**Job:** Reproduce, without any change, the stretch of the records below from their first line through the line containing "1505, 932, 1548]".

**Records for this exercise:**
──────────

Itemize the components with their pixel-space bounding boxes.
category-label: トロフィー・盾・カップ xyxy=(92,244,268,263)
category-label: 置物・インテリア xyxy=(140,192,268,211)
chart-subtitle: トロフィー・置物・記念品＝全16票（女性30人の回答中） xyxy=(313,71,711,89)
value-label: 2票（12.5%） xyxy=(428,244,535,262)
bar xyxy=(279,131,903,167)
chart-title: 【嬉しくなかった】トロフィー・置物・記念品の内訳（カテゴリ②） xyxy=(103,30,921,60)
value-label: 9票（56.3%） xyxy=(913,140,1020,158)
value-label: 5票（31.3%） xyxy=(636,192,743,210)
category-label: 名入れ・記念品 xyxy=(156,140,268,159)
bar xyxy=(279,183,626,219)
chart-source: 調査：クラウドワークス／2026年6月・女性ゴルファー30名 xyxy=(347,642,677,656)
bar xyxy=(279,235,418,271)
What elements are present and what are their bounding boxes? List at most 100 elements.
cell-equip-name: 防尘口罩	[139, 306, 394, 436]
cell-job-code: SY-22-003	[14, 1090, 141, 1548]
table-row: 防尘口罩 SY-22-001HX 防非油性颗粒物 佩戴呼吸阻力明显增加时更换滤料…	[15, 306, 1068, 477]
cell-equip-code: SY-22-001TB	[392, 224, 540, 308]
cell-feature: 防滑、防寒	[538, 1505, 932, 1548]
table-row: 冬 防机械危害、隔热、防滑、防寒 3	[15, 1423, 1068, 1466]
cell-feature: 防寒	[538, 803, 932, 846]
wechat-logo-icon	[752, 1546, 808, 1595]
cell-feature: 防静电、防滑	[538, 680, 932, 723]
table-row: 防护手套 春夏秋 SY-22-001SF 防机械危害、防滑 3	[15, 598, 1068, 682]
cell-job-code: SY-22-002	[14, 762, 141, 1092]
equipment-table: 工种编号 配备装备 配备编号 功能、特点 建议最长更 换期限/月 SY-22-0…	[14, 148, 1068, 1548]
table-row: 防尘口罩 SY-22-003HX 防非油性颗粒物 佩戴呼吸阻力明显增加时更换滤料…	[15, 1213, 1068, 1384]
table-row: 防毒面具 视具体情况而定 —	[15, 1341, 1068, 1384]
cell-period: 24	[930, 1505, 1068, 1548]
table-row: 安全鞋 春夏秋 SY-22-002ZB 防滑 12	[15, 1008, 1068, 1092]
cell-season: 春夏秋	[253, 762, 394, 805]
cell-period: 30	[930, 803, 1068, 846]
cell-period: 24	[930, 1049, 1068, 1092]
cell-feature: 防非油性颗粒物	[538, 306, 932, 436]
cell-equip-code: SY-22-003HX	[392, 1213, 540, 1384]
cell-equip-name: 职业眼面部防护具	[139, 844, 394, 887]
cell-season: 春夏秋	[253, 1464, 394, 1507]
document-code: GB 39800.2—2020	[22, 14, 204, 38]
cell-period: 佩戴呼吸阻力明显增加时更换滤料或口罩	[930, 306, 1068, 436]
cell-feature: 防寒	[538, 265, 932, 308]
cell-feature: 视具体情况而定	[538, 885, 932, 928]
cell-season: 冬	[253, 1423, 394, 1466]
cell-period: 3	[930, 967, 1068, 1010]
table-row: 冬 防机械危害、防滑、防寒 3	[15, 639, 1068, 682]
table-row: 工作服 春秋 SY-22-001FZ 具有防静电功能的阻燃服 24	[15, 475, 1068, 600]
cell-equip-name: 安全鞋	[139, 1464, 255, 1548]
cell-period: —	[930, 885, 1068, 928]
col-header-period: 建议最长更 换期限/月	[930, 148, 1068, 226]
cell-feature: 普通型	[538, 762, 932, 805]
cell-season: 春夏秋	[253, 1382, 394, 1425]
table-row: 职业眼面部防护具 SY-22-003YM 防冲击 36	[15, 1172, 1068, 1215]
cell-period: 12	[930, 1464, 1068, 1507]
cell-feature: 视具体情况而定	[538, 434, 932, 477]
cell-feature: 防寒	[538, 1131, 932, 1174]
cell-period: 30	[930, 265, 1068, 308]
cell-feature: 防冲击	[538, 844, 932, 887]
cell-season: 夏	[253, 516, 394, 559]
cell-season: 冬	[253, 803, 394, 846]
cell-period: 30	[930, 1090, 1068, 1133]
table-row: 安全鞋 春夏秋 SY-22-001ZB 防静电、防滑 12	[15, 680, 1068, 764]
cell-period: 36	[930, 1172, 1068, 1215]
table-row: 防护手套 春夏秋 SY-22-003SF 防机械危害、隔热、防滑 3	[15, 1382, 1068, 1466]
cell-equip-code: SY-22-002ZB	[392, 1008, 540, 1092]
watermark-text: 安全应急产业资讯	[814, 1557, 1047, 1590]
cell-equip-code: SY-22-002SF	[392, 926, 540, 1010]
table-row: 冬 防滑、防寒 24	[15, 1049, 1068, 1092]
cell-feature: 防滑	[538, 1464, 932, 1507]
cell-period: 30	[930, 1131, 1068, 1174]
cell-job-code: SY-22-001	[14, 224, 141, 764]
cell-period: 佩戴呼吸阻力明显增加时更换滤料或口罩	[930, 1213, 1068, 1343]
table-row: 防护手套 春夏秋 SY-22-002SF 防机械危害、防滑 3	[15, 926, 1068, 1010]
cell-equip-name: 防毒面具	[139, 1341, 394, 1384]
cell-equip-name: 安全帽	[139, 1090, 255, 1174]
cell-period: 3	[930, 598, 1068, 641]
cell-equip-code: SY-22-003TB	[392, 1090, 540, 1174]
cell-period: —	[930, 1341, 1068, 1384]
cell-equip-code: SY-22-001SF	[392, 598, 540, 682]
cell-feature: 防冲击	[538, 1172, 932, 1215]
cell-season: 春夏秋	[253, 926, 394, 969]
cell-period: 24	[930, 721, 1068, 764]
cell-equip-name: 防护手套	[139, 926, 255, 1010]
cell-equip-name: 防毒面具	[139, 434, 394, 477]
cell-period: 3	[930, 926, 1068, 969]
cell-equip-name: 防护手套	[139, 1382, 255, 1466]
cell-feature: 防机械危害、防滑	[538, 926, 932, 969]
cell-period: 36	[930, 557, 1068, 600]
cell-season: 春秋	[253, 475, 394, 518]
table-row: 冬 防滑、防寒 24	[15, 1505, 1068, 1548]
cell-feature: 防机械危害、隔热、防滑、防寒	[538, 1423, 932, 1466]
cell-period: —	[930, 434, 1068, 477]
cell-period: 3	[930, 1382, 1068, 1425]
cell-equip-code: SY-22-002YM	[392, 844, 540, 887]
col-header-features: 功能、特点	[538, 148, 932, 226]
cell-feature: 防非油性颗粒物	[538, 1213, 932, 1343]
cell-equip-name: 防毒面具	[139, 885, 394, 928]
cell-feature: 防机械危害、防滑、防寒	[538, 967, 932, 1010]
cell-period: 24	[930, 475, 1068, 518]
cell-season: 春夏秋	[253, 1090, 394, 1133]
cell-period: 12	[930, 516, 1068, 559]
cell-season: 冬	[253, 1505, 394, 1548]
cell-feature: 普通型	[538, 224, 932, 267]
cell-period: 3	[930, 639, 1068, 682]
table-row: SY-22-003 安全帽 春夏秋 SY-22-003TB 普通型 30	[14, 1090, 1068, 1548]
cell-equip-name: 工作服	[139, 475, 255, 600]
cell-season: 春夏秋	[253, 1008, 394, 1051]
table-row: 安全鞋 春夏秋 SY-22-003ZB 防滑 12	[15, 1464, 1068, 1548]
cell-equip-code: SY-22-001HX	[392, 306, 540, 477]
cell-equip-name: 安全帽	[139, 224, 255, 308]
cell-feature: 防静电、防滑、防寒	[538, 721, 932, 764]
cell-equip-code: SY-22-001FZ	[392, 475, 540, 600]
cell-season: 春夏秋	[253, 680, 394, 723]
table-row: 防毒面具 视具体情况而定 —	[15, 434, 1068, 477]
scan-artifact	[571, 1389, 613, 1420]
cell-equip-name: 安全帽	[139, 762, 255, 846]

──────────

**Result:**
Itemize the components with their pixel-space bounding boxes.
category-label: トロフィー・盾・カップ xyxy=(92,244,268,263)
category-label: 置物・インテリア xyxy=(140,192,268,211)
chart-subtitle: トロフィー・置物・記念品＝全16票（女性30人の回答中） xyxy=(313,71,711,89)
value-label: 2票（12.5%） xyxy=(428,244,535,262)
bar xyxy=(279,131,903,167)
chart-title: 【嬉しくなかった】トロフィー・置物・記念品の内訳（カテゴリ②） xyxy=(103,30,921,60)
value-label: 9票（56.3%） xyxy=(913,140,1020,158)
value-label: 5票（31.3%） xyxy=(636,192,743,210)
category-label: 名入れ・記念品 xyxy=(156,140,268,159)
bar xyxy=(279,183,626,219)
chart-source: 調査：クラウドワークス／2026年6月・女性ゴルファー30名 xyxy=(347,642,677,656)
bar xyxy=(279,235,418,271)
What elements are present and what are their bounding boxes? List at most 100 elements.
cell-equip-name: 防尘口罩	[139, 306, 394, 436]
cell-job-code: SY-22-003	[14, 1090, 141, 1548]
table-row: 防尘口罩 SY-22-001HX 防非油性颗粒物 佩戴呼吸阻力明显增加时更换滤料…	[15, 306, 1068, 477]
cell-equip-code: SY-22-001TB	[392, 224, 540, 308]
cell-feature: 防滑、防寒	[538, 1505, 932, 1548]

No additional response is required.